» **DATA SHOWN**:
========

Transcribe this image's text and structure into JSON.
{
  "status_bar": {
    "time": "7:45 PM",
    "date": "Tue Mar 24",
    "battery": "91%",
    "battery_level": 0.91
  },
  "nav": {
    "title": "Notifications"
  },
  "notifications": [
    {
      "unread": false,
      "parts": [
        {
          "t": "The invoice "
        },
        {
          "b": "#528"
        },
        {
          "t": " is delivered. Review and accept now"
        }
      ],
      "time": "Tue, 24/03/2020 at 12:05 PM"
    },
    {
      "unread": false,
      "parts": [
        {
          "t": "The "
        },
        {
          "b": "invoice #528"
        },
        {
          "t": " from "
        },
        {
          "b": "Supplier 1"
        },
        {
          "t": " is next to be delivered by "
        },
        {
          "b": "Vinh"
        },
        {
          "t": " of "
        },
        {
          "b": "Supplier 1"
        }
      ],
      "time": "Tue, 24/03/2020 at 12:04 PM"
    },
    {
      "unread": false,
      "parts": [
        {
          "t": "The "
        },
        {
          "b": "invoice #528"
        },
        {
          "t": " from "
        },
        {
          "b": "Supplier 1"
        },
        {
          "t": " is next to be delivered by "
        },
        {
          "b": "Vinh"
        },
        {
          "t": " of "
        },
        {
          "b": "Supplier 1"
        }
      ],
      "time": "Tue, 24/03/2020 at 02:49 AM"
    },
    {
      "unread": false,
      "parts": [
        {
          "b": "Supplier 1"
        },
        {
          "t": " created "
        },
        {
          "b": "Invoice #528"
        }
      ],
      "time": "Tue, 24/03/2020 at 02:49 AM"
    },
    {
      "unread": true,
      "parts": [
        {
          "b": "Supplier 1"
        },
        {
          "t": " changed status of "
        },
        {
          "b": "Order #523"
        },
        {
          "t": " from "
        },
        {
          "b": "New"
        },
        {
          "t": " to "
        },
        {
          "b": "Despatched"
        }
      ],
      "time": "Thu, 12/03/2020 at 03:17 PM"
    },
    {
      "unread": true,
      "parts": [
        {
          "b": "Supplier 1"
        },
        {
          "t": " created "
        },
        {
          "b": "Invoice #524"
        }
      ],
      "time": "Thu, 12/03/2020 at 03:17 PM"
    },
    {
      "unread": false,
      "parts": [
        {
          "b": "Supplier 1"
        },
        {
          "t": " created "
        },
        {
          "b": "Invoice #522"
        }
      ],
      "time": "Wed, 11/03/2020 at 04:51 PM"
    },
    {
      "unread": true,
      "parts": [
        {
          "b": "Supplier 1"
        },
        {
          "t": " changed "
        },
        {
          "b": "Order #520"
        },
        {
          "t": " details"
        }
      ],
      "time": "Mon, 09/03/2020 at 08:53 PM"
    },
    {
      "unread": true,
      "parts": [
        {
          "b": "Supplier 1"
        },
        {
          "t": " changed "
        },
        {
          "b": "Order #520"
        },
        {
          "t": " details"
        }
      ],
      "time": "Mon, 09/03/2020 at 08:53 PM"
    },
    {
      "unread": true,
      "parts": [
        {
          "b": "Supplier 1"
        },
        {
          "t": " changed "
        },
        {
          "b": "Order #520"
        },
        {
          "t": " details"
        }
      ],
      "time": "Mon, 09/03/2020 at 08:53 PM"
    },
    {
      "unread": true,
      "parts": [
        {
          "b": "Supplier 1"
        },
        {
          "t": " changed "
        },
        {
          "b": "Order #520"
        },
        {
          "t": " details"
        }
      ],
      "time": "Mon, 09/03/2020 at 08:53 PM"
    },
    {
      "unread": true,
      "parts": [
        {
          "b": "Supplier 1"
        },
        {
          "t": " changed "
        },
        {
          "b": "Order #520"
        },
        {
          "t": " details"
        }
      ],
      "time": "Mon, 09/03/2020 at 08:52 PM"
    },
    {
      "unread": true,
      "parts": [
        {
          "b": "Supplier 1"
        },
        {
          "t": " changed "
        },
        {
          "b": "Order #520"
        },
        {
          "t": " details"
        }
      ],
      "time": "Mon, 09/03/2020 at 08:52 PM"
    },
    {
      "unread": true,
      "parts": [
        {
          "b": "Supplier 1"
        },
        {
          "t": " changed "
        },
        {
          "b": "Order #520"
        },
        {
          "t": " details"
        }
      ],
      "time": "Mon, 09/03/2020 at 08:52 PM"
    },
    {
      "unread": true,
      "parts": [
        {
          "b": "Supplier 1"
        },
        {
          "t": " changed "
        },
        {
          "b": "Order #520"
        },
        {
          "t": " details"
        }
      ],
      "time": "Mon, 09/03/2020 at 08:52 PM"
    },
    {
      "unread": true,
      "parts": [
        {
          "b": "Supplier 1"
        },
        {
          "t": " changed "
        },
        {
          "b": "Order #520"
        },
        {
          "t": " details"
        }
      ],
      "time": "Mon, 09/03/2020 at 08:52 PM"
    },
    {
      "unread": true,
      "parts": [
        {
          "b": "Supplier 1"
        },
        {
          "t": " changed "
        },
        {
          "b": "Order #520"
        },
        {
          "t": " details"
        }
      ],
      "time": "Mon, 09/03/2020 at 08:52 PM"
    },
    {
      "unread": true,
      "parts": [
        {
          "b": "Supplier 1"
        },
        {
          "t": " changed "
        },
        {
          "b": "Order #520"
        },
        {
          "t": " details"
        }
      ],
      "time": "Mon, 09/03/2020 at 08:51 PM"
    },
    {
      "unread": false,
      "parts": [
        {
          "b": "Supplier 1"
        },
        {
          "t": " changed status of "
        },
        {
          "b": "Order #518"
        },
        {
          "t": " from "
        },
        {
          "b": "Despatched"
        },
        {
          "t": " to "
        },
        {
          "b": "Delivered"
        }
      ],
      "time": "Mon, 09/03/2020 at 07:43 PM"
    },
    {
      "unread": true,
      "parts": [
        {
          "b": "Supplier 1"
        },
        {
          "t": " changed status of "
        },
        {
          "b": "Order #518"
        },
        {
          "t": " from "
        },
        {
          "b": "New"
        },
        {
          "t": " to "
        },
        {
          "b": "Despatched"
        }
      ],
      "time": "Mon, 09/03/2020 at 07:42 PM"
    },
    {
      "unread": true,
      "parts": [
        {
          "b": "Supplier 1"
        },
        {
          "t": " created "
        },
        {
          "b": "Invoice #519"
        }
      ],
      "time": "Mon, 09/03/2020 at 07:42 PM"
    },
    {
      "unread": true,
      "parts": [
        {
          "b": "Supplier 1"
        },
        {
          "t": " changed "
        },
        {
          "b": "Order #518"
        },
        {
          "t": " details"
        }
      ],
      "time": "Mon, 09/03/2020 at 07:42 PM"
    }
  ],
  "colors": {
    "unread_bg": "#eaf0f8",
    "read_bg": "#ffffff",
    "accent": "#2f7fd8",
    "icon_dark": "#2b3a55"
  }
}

========

» **STATED TASK**: Quote the whole listing above, leaving nothing out.

» **CORRECT OUTPUT**:
Transcribe this image's text and structure into JSON.
{
  "status_bar": {
    "time": "7:45 PM",
    "date": "Tue Mar 24",
    "battery": "91%",
    "battery_level": 0.91
  },
  "nav": {
    "title": "Notifications"
  },
  "notifications": [
    {
      "unread": false,
      "parts": [
        {
          "t": "The invoice "
        },
        {
          "b": "#528"
        },
        {
          "t": " is delivered. Review and accept now"
        }
      ],
      "time": "Tue, 24/03/2020 at 12:05 PM"
    },
    {
      "unread": false,
      "parts": [
        {
          "t": "The "
        },
        {
          "b": "invoice #528"
        },
        {
          "t": " from "
        },
        {
          "b": "Supplier 1"
        },
        {
          "t": " is next to be delivered by "
        },
        {
          "b": "Vinh"
        },
        {
          "t": " of "
        },
        {
          "b": "Supplier 1"
        }
      ],
      "time": "Tue, 24/03/2020 at 12:04 PM"
    },
    {
      "unread": false,
      "parts": [
        {
          "t": "The "
        },
        {
          "b": "invoice #528"
        },
        {
          "t": " from "
        },
        {
          "b": "Supplier 1"
        },
        {
          "t": " is next to be delivered by "
        },
        {
          "b": "Vinh"
        },
        {
          "t": " of "
        },
        {
          "b": "Supplier 1"
        }
      ],
      "time": "Tue, 24/03/2020 at 02:49 AM"
    },
    {
      "unread": false,
      "parts": [
        {
          "b": "Supplier 1"
        },
        {
          "t": " created "
        },
        {
          "b": "Invoice #528"
        }
      ],
      "time": "Tue, 24/03/2020 at 02:49 AM"
    },
    {
      "unread": true,
      "parts": [
        {
          "b": "Supplier 1"
        },
        {
          "t": " changed status of "
        },
        {
          "b": "Order #523"
        },
        {
          "t": " from "
        },
        {
          "b": "New"
        },
        {
          "t": " to "
        },
        {
          "b": "Despatched"
        }
      ],
      "time": "Thu, 12/03/2020 at 03:17 PM"
    },
    {
      "unread": true,
      "parts": [
        {
          "b": "Supplier 1"
        },
        {
          "t": " created "
        },
        {
          "b": "Invoice #524"
        }
      ],
      "time": "Thu, 12/03/2020 at 03:17 PM"
    },
    {
      "unread": false,
      "parts": [
        {
          "b": "Supplier 1"
        },
        {
          "t": " created "
        },
        {
          "b": "Invoice #522"
        }
      ],
      "time": "Wed, 11/03/2020 at 04:51 PM"
    },
    {
      "unread": true,
      "parts": [
        {
          "b": "Supplier 1"
        },
        {
          "t": " changed "
        },
        {
          "b": "Order #520"
        },
        {
          "t": " details"
        }
      ],
      "time": "Mon, 09/03/2020 at 08:53 PM"
    },
    {
      "unread": true,
      "parts": [
        {
          "b": "Supplier 1"
        },
        {
          "t": " changed "
        },
        {
          "b": "Order #520"
        },
        {
          "t": " details"
        }
      ],
      "time": "Mon, 09/03/2020 at 08:53 PM"
    },
    {
      "unread": true,
      "parts": [
        {
          "b": "Supplier 1"
        },
        {
          "t": " changed "
        },
        {
          "b": "Order #520"
        },
        {
          "t": " details"
        }
      ],
      "time": "Mon, 09/03/2020 at 08:53 PM"
    },
    {
      "unread": true,
      "parts": [
        {
          "b": "Supplier 1"
        },
        {
          "t": " changed "
        },
        {
          "b": "Order #520"
        },
        {
          "t": " details"
        }
      ],
      "time": "Mon, 09/03/2020 at 08:53 PM"
    },
    {
      "unread": true,
      "parts": [
        {
          "b": "Supplier 1"
        },
        {
          "t": " changed "
        },
        {
          "b": "Order #520"
        },
        {
          "t": " details"
        }
      ],
      "time": "Mon, 09/03/2020 at 08:52 PM"
    },
    {
      "unread": true,
      "parts": [
        {
          "b": "Supplier 1"
        },
        {
          "t": " changed "
        },
        {
          "b": "Order #520"
        },
        {
          "t": " details"
        }
      ],
      "time": "Mon, 09/03/2020 at 08:52 PM"
    },
    {
      "unread": true,
      "parts": [
        {
          "b": "Supplier 1"
        },
        {
          "t": " changed "
        },
        {
          "b": "Order #520"
        },
        {
          "t": " details"
        }
      ],
      "time": "Mon, 09/03/2020 at 08:52 PM"
    },
    {
      "unread": true,
      "parts": [
        {
          "b": "Supplier 1"
        },
        {
          "t": " changed "
        },
        {
          "b": "Order #520"
        },
        {
          "t": " details"
        }
      ],
      "time": "Mon, 09/03/2020 at 08:52 PM"
    },
    {
      "unread": true,
      "parts": [
        {
          "b": "Supplier 1"
        },
        {
          "t": " changed "
        },
        {
          "b": "Order #520"
        },
        {
          "t": " details"
        }
      ],
      "time": "Mon, 09/03/2020 at 08:52 PM"
    },
    {
      "unread": true,
      "parts": [
        {
          "b": "Supplier 1"
        },
        {
          "t": " changed "
        },
        {
          "b": "Order #520"
        },
        {
          "t": " details"
        }
      ],
      "time": "Mon, 09/03/2020 at 08:52 PM"
    },
    {
      "unread": true,
      "parts": [
        {
          "b": "Supplier 1"
        },
        {
          "t": " changed "
        },
        {
          "b": "Order #520"
        },
        {
          "t": " details"
        }
      ],
      "time": "Mon, 09/03/2020 at 08:51 PM"
    },
    {
      "unread": false,
      "parts": [
        {
          "b": "Supplier 1"
        },
        {
          "t": " changed status of "
        },
        {
          "b": "Order #518"
        },
        {
          "t": " from "
        },
        {
          "b": "Despatched"
        },
        {
          "t": " to "
        },
        {
          "b": "Delivered"
        }
      ],
      "time": "Mon, 09/03/2020 at 07:43 PM"
    },
    {
      "unread": true,
      "parts": [
        {
          "b": "Supplier 1"
        },
        {
          "t": " changed status of "
        },
        {
          "b": "Order #518"
        },
        {
          "t": " from "
        },
        {
          "b": "New"
        },
        {
          "t": " to "
        },
        {
          "b": "Despatched"
        }
      ],
      "time": "Mon, 09/03/2020 at 07:42 PM"
    },
    {
      "unread": true,
      "parts": [
        {
          "b": "Supplier 1"
        },
        {
          "t": " created "
        },
        {
          "b": "Invoice #519"
        }
      ],
      "time": "Mon, 09/03/2020 at 07:42 PM"
    },
    {
      "unread": true,
      "parts": [
        {
          "b": "Supplier 1"
        },
        {
          "t": " changed "
        },
        {
          "b": "Order #518"
        },
        {
          "t": " details"
        }
      ],
      "time": "Mon, 09/03/2020 at 07:42 PM"
    }
  ],
  "colors": {
    "unread_bg": "#eaf0f8",
    "read_bg": "#ffffff",
    "accent": "#2f7fd8",
    "icon_dark": "#2b3a55"
  }
}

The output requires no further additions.